Data records

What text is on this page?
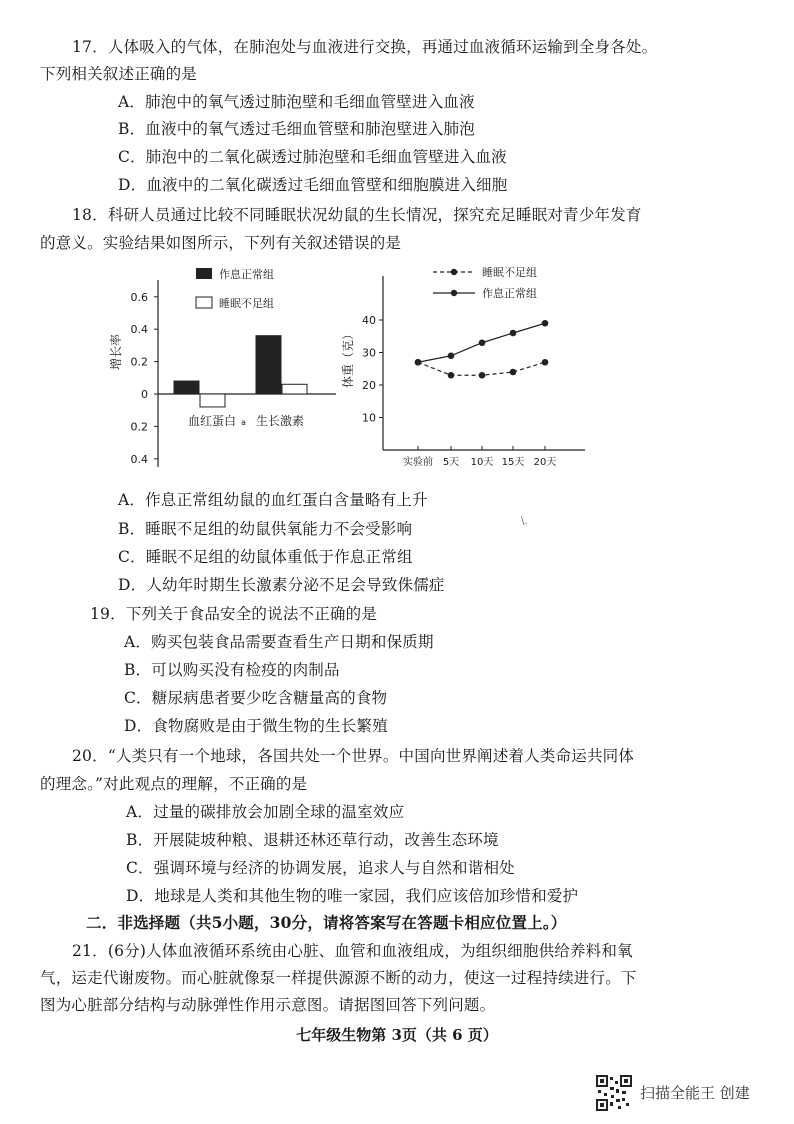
17．人体吸入的气体，在肺泡处与血液进行交换，再通过血液循环运输到全身各处。
下列相关叙述正确的是
A．肺泡中的氧气透过肺泡壁和毛细血管壁进入血液
B．血液中的氧气透过毛细血管壁和肺泡壁进入肺泡
C．肺泡中的二氧化碳透过肺泡壁和毛细血管壁进入血液
D．血液中的二氧化碳透过毛细血管壁和细胞膜进入细胞
18．科研人员通过比较不同睡眠状况幼鼠的生长情况，探究充足睡眠对青少年发育
的意义。实验结果如图所示，下列有关叙述错误的是
0.6
0.4
0.2
0
0.2
0.4
增长率
作息正常组
睡眠不足组
血红蛋白 a 生长激素
40
30
20
10
实验前 5天 10天 15天 20天
体重（克）
睡眠不足组
作息正常组
A．作息正常组幼鼠的血红蛋白含量略有上升
\.
B．睡眠不足组的幼鼠供氧能力不会受影响
C．睡眠不足组的幼鼠体重低于作息正常组
D．人幼年时期生长激素分泌不足会导致侏儒症
19．下列关于食品安全的说法不正确的是
A．购买包装食品需要查看生产日期和保质期
B．可以购买没有检疫的肉制品
C．糖尿病患者要少吃含糖量高的食物
D．食物腐败是由于微生物的生长繁殖
20．“人类只有一个地球，各国共处一个世界。中国向世界阐述着人类命运共同体
的理念。”对此观点的理解，不正确的是
A．过量的碳排放会加剧全球的温室效应
B．开展陡坡种粮、退耕还林还草行动，改善生态环境
C．强调环境与经济的协调发展，追求人与自然和谐相处
D．地球是人类和其他生物的唯一家园，我们应该倍加珍惜和爱护
二．非选择题（共5小题，30分，请将答案写在答题卡相应位置上。）
21．(6分)人体血液循环系统由心脏、血管和血液组成，为组织细胞供给养料和氧
气，运走代谢废物。而心脏就像泵一样提供源源不断的动力，使这一过程持续进行。下
图为心脏部分结构与动脉弹性作用示意图。请据图回答下列问题。
七年级生物第 3页（共 6 页）
扫描全能王 创建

■ Given instruction: Reproduce the material above in full, exactly, with no images.

■ The result:
What text is on this page?
17．人体吸入的气体，在肺泡处与血液进行交换，再通过血液循环运输到全身各处。
下列相关叙述正确的是
A．肺泡中的氧气透过肺泡壁和毛细血管壁进入血液
B．血液中的氧气透过毛细血管壁和肺泡壁进入肺泡
C．肺泡中的二氧化碳透过肺泡壁和毛细血管壁进入血液
D．血液中的二氧化碳透过毛细血管壁和细胞膜进入细胞
18．科研人员通过比较不同睡眠状况幼鼠的生长情况，探究充足睡眠对青少年发育
的意义。实验结果如图所示，下列有关叙述错误的是
0.6
0.4
0.2
0
0.2
0.4
增长率
作息正常组
睡眠不足组
血红蛋白 a 生长激素
40
30
20
10
实验前 5天 10天 15天 20天
体重（克）
睡眠不足组
作息正常组
A．作息正常组幼鼠的血红蛋白含量略有上升
\.
B．睡眠不足组的幼鼠供氧能力不会受影响
C．睡眠不足组的幼鼠体重低于作息正常组
D．人幼年时期生长激素分泌不足会导致侏儒症
19．下列关于食品安全的说法不正确的是
A．购买包装食品需要查看生产日期和保质期
B．可以购买没有检疫的肉制品
C．糖尿病患者要少吃含糖量高的食物
D．食物腐败是由于微生物的生长繁殖
20．“人类只有一个地球，各国共处一个世界。中国向世界阐述着人类命运共同体
的理念。”对此观点的理解，不正确的是
A．过量的碳排放会加剧全球的温室效应
B．开展陡坡种粮、退耕还林还草行动，改善生态环境
C．强调环境与经济的协调发展，追求人与自然和谐相处
D．地球是人类和其他生物的唯一家园，我们应该倍加珍惜和爱护
二．非选择题（共5小题，30分，请将答案写在答题卡相应位置上。）
21．(6分)人体血液循环系统由心脏、血管和血液组成，为组织细胞供给养料和氧
气，运走代谢废物。而心脏就像泵一样提供源源不断的动力，使这一过程持续进行。下
图为心脏部分结构与动脉弹性作用示意图。请据图回答下列问题。
七年级生物第 3页（共 6 页）
扫描全能王 创建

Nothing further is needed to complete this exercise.